**Excerpted records:**
════════
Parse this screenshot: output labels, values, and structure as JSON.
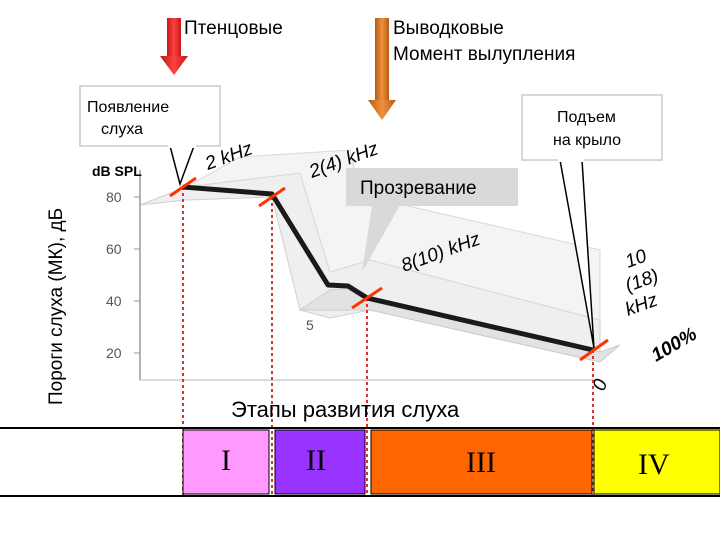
{
  "top_labels": {
    "altricial": "Птенцовые",
    "precocial_line1": "Выводковые",
    "precocial_line2": "Момент вылупления"
  },
  "y_axis_title": "Пороги слуха (МК), дБ",
  "y_axis_unit": "dB SPL",
  "y_ticks": [
    "80",
    "60",
    "40",
    "20"
  ],
  "x_tick_5": "5",
  "x_tick_0": "0",
  "x_end_label": "100%",
  "callouts": {
    "hearing_onset_line1": "Появление",
    "hearing_onset_line2": "слуха",
    "fledging_line1": "Подъем",
    "fledging_line2": "на крыло",
    "eye_opening": "Прозревание"
  },
  "frequency_labels": {
    "f1": "2 kHz",
    "f2": "2(4) kHz",
    "f3": "8(10) kHz",
    "f4_line1": "10",
    "f4_line2": "(18)",
    "f4_line3": "kHz"
  },
  "stages_title": "Этапы развития слуха",
  "stages": [
    {
      "label": "I",
      "color": "#ff99ff"
    },
    {
      "label": "II",
      "color": "#9933ff"
    },
    {
      "label": "III",
      "color": "#ff6600"
    },
    {
      "label": "IV",
      "color": "#ffff00"
    }
  ],
  "colors": {
    "threshold_line": "#1a1a1a",
    "markers": "#ff3300",
    "dotted_lines": "#e03030",
    "arrow_altricial": "#e02020",
    "arrow_precocial": "#e07a20"
  }
}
════════
**Problem to solve:** Keep the pictures out and write out the records exactly.

**Response for this exercise:**
Parse this screenshot: output labels, values, and structure as JSON.
{
  "top_labels": {
    "altricial": "Птенцовые",
    "precocial_line1": "Выводковые",
    "precocial_line2": "Момент вылупления"
  },
  "y_axis_title": "Пороги слуха (МК), дБ",
  "y_axis_unit": "dB SPL",
  "y_ticks": [
    "80",
    "60",
    "40",
    "20"
  ],
  "x_tick_5": "5",
  "x_tick_0": "0",
  "x_end_label": "100%",
  "callouts": {
    "hearing_onset_line1": "Появление",
    "hearing_onset_line2": "слуха",
    "fledging_line1": "Подъем",
    "fledging_line2": "на крыло",
    "eye_opening": "Прозревание"
  },
  "frequency_labels": {
    "f1": "2 kHz",
    "f2": "2(4) kHz",
    "f3": "8(10) kHz",
    "f4_line1": "10",
    "f4_line2": "(18)",
    "f4_line3": "kHz"
  },
  "stages_title": "Этапы развития слуха",
  "stages": [
    {
      "label": "I",
      "color": "#ff99ff"
    },
    {
      "label": "II",
      "color": "#9933ff"
    },
    {
      "label": "III",
      "color": "#ff6600"
    },
    {
      "label": "IV",
      "color": "#ffff00"
    }
  ],
  "colors": {
    "threshold_line": "#1a1a1a",
    "markers": "#ff3300",
    "dotted_lines": "#e03030",
    "arrow_altricial": "#e02020",
    "arrow_precocial": "#e07a20"
  }
}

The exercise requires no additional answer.